→ Your task: Find the word "PARTE" in the data, then copy each line where it is found.

**** Data

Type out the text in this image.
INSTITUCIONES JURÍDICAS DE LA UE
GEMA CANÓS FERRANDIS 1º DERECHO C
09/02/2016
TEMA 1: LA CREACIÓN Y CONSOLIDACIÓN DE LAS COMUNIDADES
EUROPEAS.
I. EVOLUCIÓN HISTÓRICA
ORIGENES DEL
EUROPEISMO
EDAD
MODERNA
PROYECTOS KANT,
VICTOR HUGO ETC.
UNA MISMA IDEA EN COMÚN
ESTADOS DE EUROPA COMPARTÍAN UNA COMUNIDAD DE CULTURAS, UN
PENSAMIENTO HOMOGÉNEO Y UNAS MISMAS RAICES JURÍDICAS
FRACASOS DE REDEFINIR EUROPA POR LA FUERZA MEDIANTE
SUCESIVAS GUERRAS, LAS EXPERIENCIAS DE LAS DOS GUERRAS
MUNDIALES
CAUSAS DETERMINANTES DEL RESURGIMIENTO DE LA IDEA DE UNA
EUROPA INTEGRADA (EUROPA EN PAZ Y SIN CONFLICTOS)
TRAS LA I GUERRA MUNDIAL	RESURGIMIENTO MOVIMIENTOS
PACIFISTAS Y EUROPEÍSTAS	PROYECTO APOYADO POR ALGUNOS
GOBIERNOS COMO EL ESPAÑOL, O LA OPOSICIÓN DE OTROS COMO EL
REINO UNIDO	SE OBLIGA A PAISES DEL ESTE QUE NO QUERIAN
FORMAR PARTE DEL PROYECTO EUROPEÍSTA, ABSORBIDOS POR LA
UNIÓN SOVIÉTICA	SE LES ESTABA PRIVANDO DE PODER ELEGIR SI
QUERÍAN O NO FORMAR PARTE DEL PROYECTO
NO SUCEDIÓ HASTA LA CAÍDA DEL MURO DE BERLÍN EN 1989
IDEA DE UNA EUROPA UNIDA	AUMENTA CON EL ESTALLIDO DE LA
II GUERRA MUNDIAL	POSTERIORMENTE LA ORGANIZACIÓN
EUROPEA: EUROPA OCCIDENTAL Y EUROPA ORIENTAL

********

→ Your response:
FORMAR PARTE DEL PROYECTO EUROPEÍSTA, ABSORBIDOS POR LA
QUERÍAN O NO FORMAR PARTE DEL PROYECTO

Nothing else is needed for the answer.